* [EXERCISE]: Return all of the entries word for word, but omit the pictures they contain.

◇ ◇ ◇ ◇ ◇

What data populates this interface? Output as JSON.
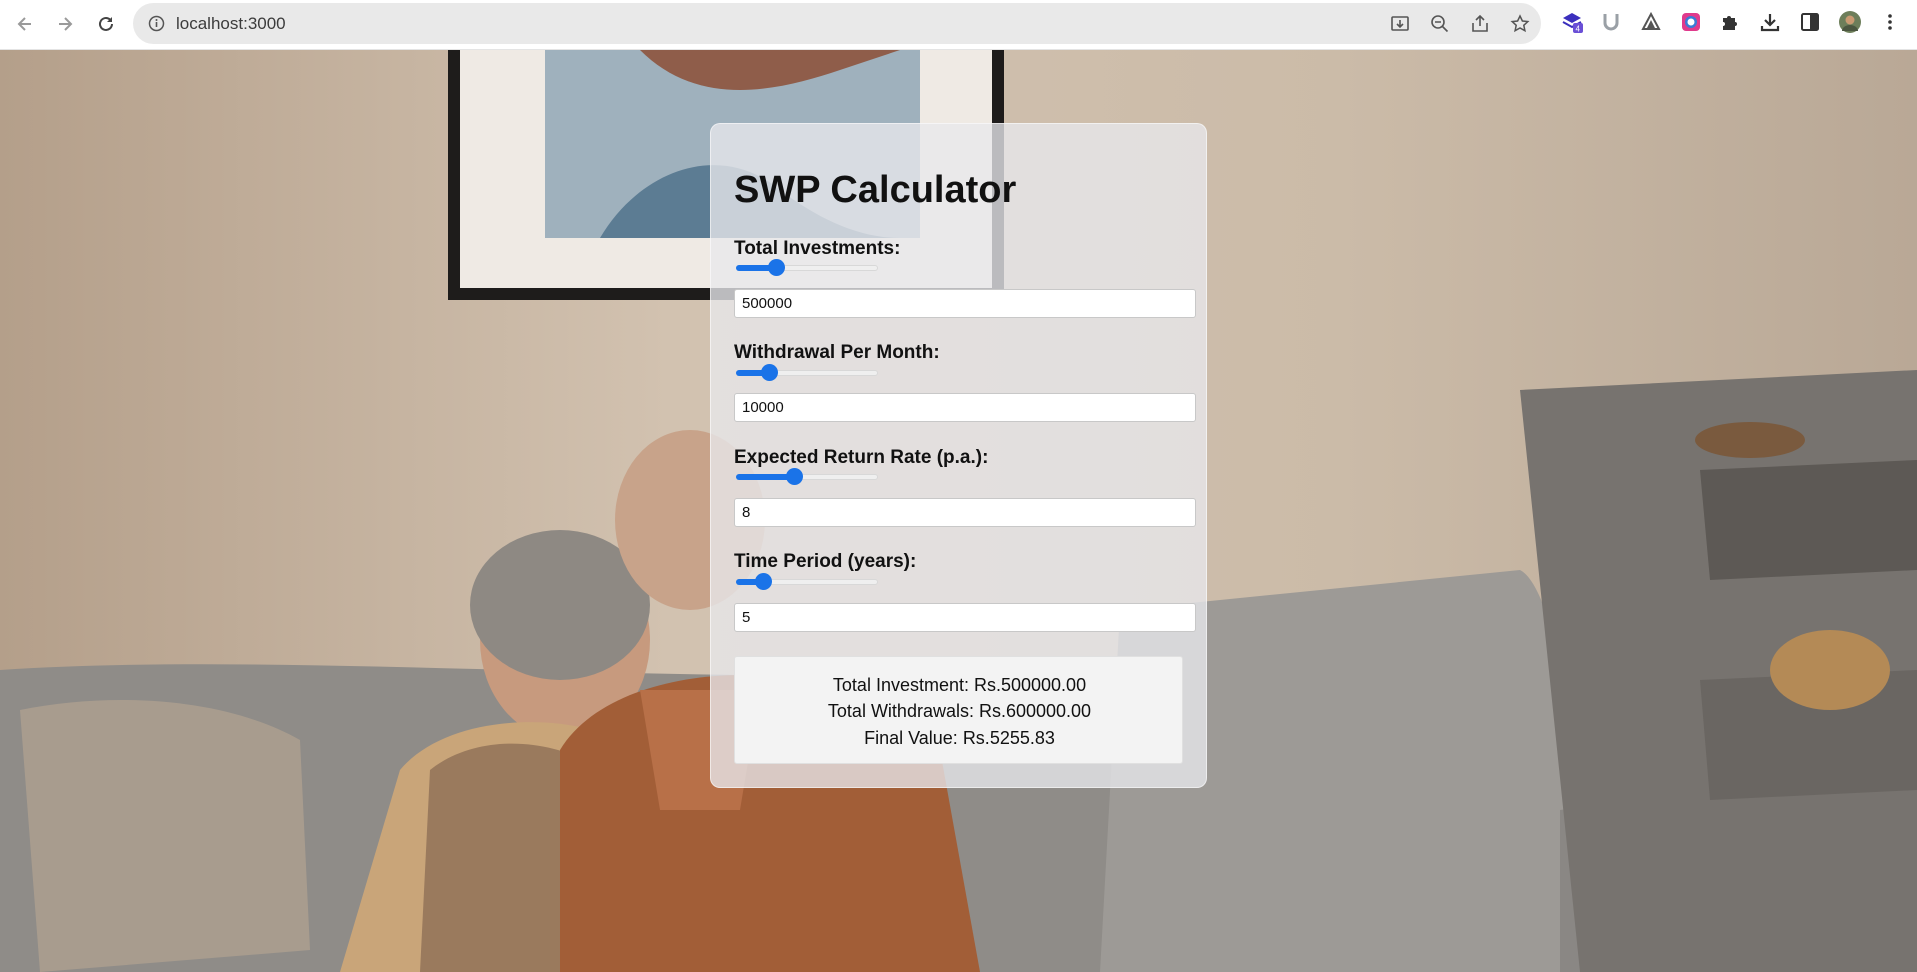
{
  "browser": {
    "url": "localhost:3000",
    "extension_badge": "4",
    "icons": {
      "back": "arrow-left-icon",
      "forward": "arrow-right-icon",
      "reload": "reload-icon",
      "site_info": "info-icon",
      "install": "install-icon",
      "zoom": "zoom-out-icon",
      "share": "share-icon",
      "bookmark": "star-icon"
    }
  },
  "calculator": {
    "title": "SWP Calculator",
    "fields": [
      {
        "label": "Total Investments:",
        "value": "500000",
        "slider_fraction": 0.28
      },
      {
        "label": "Withdrawal Per Month:",
        "value": "10000",
        "slider_fraction": 0.23
      },
      {
        "label": "Expected Return Rate (p.a.):",
        "value": "8",
        "slider_fraction": 0.41
      },
      {
        "label": "Time Period (years):",
        "value": "5",
        "slider_fraction": 0.19
      }
    ],
    "results": {
      "total_investment": "Total Investment: Rs.500000.00",
      "total_withdrawals": "Total Withdrawals: Rs.600000.00",
      "final_value": "Final Value: Rs.5255.83"
    }
  },
  "colors": {
    "accent": "#1a73e8",
    "card": "#e8e8ec"
  }
}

◇ ◇ ◇ ◇ ◇

* [FINAL ANSWER]:
What data populates this interface? Output as JSON.
{
  "browser": {
    "url": "localhost:3000",
    "extension_badge": "4",
    "icons": {
      "back": "arrow-left-icon",
      "forward": "arrow-right-icon",
      "reload": "reload-icon",
      "site_info": "info-icon",
      "install": "install-icon",
      "zoom": "zoom-out-icon",
      "share": "share-icon",
      "bookmark": "star-icon"
    }
  },
  "calculator": {
    "title": "SWP Calculator",
    "fields": [
      {
        "label": "Total Investments:",
        "value": "500000",
        "slider_fraction": 0.28
      },
      {
        "label": "Withdrawal Per Month:",
        "value": "10000",
        "slider_fraction": 0.23
      },
      {
        "label": "Expected Return Rate (p.a.):",
        "value": "8",
        "slider_fraction": 0.41
      },
      {
        "label": "Time Period (years):",
        "value": "5",
        "slider_fraction": 0.19
      }
    ],
    "results": {
      "total_investment": "Total Investment: Rs.500000.00",
      "total_withdrawals": "Total Withdrawals: Rs.600000.00",
      "final_value": "Final Value: Rs.5255.83"
    }
  },
  "colors": {
    "accent": "#1a73e8",
    "card": "#e8e8ec"
  }
}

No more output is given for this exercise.